Task prompt: Retype the records below line for line, keeping every character unchanged.

Supplied information:
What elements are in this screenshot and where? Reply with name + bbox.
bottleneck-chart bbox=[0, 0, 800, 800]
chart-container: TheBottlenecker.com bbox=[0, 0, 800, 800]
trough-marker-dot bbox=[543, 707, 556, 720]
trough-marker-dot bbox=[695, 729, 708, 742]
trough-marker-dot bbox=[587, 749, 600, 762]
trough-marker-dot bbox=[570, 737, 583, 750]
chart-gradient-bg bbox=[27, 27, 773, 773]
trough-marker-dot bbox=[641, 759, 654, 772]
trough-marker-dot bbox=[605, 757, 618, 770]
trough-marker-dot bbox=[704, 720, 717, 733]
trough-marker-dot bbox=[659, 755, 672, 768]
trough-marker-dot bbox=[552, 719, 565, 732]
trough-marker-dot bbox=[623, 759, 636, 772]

The solution:
What elements are in this screenshot and where? Reply with name + bbox.
bottleneck-chart bbox=[0, 0, 800, 800]
chart-container: TheBottlenecker.com bbox=[0, 0, 800, 800]
trough-marker-dot bbox=[543, 707, 556, 720]
trough-marker-dot bbox=[695, 729, 708, 742]
trough-marker-dot bbox=[587, 749, 600, 762]
trough-marker-dot bbox=[570, 737, 583, 750]
chart-gradient-bg bbox=[27, 27, 773, 773]
trough-marker-dot bbox=[641, 759, 654, 772]
trough-marker-dot bbox=[605, 757, 618, 770]
trough-marker-dot bbox=[704, 720, 717, 733]
trough-marker-dot bbox=[659, 755, 672, 768]
trough-marker-dot bbox=[552, 719, 565, 732]
trough-marker-dot bbox=[623, 759, 636, 772]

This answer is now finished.